Insólita Viagem
A dois passos do paraíso
José Manuel Simões

Naquela manhã
de 1 de Janeiro de 1994 acordei com uma
irresistível vontade de partir. Estava
em casa de um amigo médico em Olinda,
Pernambuco, Brasil, a passagem de ano
havia sido fantástica mas algo me dizia
que tinha que ir embora. Deixei um
bilhete ao meu amigo a dizer “vou ao
Deus dará” e apanhei um autocarro até
João Pessoa, na Paraíba, onde, devido à
data festiva, não encontrei lugar para
pernoitar. Nisto, vejo no mapa da região
o nome Baía da Traição, recordando-me de
uma aldeia indígena ali perto por onde
tinha passado meia dúzia de anos antes,
com direito a umas fotos rápidas e medo
de que os índios fossem hostis. Foi para
lá que fui. Na manhã seguinte, depois de
ter constatado que os donos da pousada
tinham sido assaltados, parto à
redescoberta dessa tribo do Nordeste
brasileiro. A pé, pela praia fora, sem
mais ninguém, cheguei a um lugar em que
a falésia se rompia em vários caminhos,
tomei uns banhos de mar e subi. Do cimo
do morro vejo aproximar-se um ultraleve
demasiado baixo, aparentemente
desgovernado, a menos de 100 metros de
mim é empurrado pelo vento e
despenha-se. “Ó meu Deus, o que é que
aconteceu”, pensei, em pânico. “Não há
nada que eu possa fazer. O melhor é ir
pedir socorro, tentar arranjar um
transporte que os conduza a um
hospital”. Deixei a mochila e os
chinelos e, com os pés a ferver na terra
quente corri até à aldeia onde encontrei
um grupo de índios que não entendiam a
minha língua e aflição e a todas as
minhas palavras respondiam com um sonoro
“é” acompanhado de sorrisos. Em
desespero, enxergo um índio a cavalo,
peço-lhe com firmeza que vá até à Baía
da Traição chamar um carro para socorrer
os sinistrados, finalmente consegui
fazer passar a mensagem. Enquanto o
cavalo galopava toda a aldeia se dirigiu
para o local do acidente. Encontrámos
dois homens que definhavam a olhos
vistos, um com fraturas expostas, sangue
a jorrar, o outro com uma cabeça três
vezes maior que o normal. Aparentemente
salvos da agonia e da morte lenta,
vejo-os partir num táxi enquanto me
afastava a chorar com o peso das
emoções. Já fora da tribo chegaram uns
fulanos junto a mim, “amigo, vamos
comemorar”, comemorar o quê, “foi um
milagre estar ali naquela hora. Você
salvou nossos colegas”. No dia seguinte
voltei à Aldeia Galego dos índios
potyguara e fui recebido como herói,
voltando quase todos os anos àquele
lugar, um dos mais bonitos do Mundo.

ENUNCIADO DA TAREFA - Por favor, escreva a continuação do relato da viagem à aldeia dos índios potyguara, a começar logo após a última frase.

DADOS FORNECIDOS -
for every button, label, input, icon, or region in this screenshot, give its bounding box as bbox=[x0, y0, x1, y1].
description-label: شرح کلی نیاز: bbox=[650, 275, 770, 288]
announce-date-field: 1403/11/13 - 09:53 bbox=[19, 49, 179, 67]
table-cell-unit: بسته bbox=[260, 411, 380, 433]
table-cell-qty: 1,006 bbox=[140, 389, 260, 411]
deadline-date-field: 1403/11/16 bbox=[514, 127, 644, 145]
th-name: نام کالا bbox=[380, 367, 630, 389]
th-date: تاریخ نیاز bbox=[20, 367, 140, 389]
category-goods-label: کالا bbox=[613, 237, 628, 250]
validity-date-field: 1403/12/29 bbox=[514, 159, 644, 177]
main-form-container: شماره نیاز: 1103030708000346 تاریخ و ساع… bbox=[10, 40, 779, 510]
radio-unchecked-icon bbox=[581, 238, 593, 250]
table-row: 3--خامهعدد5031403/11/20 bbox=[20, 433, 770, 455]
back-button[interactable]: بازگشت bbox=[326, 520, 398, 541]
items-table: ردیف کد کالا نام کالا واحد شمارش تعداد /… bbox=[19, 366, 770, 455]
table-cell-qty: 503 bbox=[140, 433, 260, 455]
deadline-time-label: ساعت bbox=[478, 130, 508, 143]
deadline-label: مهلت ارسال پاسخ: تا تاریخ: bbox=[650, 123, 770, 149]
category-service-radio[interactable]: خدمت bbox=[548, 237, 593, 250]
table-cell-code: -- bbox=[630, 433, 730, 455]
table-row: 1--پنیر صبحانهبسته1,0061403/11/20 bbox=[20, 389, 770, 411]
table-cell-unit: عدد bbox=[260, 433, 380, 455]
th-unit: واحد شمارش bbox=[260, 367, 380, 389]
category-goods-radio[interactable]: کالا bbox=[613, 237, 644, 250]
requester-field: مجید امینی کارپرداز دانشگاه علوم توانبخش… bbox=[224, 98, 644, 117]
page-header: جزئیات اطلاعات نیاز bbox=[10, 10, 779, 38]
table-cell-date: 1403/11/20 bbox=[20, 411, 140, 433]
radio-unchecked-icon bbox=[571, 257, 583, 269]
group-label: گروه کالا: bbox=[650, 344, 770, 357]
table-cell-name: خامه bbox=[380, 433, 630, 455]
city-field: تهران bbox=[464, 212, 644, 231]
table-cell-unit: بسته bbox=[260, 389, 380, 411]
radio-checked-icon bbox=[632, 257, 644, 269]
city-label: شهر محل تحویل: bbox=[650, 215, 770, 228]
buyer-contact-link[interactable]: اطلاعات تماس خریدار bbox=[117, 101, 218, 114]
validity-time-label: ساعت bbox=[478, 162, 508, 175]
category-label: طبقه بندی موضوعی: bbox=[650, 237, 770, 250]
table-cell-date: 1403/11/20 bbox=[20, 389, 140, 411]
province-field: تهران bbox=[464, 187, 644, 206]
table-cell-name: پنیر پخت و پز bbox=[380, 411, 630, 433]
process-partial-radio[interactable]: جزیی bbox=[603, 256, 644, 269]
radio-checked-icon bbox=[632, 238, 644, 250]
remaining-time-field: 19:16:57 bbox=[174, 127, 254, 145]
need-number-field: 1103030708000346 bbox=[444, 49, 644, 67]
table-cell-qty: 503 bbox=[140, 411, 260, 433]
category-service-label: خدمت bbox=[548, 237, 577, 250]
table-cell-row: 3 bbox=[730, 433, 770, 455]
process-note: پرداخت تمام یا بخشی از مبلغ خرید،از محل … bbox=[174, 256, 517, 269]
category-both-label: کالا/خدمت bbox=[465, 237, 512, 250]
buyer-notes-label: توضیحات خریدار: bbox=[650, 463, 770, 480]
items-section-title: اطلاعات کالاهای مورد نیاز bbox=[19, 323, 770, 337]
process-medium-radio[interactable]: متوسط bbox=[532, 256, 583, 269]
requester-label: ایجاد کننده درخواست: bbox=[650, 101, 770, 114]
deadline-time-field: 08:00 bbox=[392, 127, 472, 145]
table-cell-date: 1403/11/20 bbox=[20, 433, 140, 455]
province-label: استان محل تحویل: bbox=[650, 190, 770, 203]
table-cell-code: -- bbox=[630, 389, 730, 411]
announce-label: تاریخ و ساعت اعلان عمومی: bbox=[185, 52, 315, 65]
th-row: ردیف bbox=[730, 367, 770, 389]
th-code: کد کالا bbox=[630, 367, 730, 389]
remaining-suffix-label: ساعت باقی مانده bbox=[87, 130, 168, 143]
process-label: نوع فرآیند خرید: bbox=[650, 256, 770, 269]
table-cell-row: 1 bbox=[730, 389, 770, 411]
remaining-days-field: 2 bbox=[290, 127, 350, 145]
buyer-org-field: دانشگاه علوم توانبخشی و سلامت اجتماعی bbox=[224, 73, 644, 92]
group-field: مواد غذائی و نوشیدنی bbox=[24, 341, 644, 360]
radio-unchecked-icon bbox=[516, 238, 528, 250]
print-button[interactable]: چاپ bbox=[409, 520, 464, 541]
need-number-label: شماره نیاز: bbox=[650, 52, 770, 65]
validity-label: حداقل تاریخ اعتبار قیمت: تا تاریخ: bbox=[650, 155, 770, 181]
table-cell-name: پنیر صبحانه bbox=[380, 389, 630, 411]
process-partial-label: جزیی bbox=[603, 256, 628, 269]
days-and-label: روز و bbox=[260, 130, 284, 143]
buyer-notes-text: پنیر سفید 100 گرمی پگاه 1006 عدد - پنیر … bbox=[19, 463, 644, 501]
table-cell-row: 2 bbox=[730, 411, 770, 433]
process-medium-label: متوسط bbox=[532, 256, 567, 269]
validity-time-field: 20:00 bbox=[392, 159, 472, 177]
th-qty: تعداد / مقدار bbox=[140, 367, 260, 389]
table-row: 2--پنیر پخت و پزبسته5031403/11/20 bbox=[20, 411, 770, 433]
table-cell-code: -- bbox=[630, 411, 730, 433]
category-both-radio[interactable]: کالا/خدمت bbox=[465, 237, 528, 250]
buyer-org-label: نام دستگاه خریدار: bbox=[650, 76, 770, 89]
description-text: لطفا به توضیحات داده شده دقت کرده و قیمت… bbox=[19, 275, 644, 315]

RESPOSTA DA TAREFA -
Tinham passado oito anos desde o
insólito acontecimento da queda do
ultraleve e, concluído que tinha o
mestrado em comunicação e jornalismo,
decido ir fazer a minha tese de
doutoramento em etnomusicologia sobre os
ritmos dos potyguara, acabando por casar
na aldeia com uma descendente de índios
e fazer a casa precisamente no local
onde o avião caiu. Mais recentemente fui
conduzir uma reportagem jornalística
para a televisão sobre esta reserva
indígena que é um dos últimos paraísos
de homem e, para dar credibilidade ao
trabalho, fui procurar os acidentados do
ultraleve. Ao contrário do que se dizia
na aldeia, estavam ambos vivos. Um
deles, em lágrimas, agradeceu, a Deus e
a mim, por estar ali naquele momento,
enfatizando que me devia a vida. Na
reportagem, retratámos essa história em
paralelo a um modus vivendi que mantém
traços que remontam a séculos antes da
chegada do colonizador, com os seus
pagés, feiticeiros, caciques,
curandeiros e todo um território reserva
e património natural da humanidade que
abriga espécies em vias de extinção,
dando a conhecer a Portugal índios que
dançam em círculo e rezam aos deuses da
natureza em comoventes preces numa
língua secular, o velho tupi. Deus, ou
Tupã, como eles enfatizam em olhos
elevados aos céus, parece ter-lhes
respondido à vontade de se agarrarem às
raízes de uma terra que deve ser
sagrada. Uma terra que se não é o
paraíso está a menos de dois passos
dele.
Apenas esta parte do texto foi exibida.